*** Provided material ***
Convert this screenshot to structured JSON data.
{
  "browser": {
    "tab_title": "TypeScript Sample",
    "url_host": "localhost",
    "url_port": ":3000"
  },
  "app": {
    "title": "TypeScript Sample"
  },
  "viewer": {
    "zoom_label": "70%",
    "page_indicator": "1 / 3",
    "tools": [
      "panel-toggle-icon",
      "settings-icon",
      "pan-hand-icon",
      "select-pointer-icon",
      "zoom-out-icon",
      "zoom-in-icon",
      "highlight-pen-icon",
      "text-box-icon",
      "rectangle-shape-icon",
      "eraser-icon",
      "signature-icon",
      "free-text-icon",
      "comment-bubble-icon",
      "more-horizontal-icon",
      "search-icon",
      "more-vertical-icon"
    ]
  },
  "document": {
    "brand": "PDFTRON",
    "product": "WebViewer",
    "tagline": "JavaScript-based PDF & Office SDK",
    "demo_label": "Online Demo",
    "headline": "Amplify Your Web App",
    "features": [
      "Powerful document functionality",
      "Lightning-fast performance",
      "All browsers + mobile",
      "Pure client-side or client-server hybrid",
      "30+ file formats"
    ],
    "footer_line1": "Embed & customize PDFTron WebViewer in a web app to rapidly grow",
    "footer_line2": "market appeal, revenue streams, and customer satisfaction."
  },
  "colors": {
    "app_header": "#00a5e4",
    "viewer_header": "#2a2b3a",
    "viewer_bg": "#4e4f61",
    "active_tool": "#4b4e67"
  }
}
***
Output all of the data above without any alteration.

[Written response]
Convert this screenshot to structured JSON data.
{
  "browser": {
    "tab_title": "TypeScript Sample",
    "url_host": "localhost",
    "url_port": ":3000"
  },
  "app": {
    "title": "TypeScript Sample"
  },
  "viewer": {
    "zoom_label": "70%",
    "page_indicator": "1 / 3",
    "tools": [
      "panel-toggle-icon",
      "settings-icon",
      "pan-hand-icon",
      "select-pointer-icon",
      "zoom-out-icon",
      "zoom-in-icon",
      "highlight-pen-icon",
      "text-box-icon",
      "rectangle-shape-icon",
      "eraser-icon",
      "signature-icon",
      "free-text-icon",
      "comment-bubble-icon",
      "more-horizontal-icon",
      "search-icon",
      "more-vertical-icon"
    ]
  },
  "document": {
    "brand": "PDFTRON",
    "product": "WebViewer",
    "tagline": "JavaScript-based PDF & Office SDK",
    "demo_label": "Online Demo",
    "headline": "Amplify Your Web App",
    "features": [
      "Powerful document functionality",
      "Lightning-fast performance",
      "All browsers + mobile",
      "Pure client-side or client-server hybrid",
      "30+ file formats"
    ],
    "footer_line1": "Embed & customize PDFTron WebViewer in a web app to rapidly grow",
    "footer_line2": "market appeal, revenue streams, and customer satisfaction."
  },
  "colors": {
    "app_header": "#00a5e4",
    "viewer_header": "#2a2b3a",
    "viewer_bg": "#4e4f61",
    "active_tool": "#4b4e67"
  }
}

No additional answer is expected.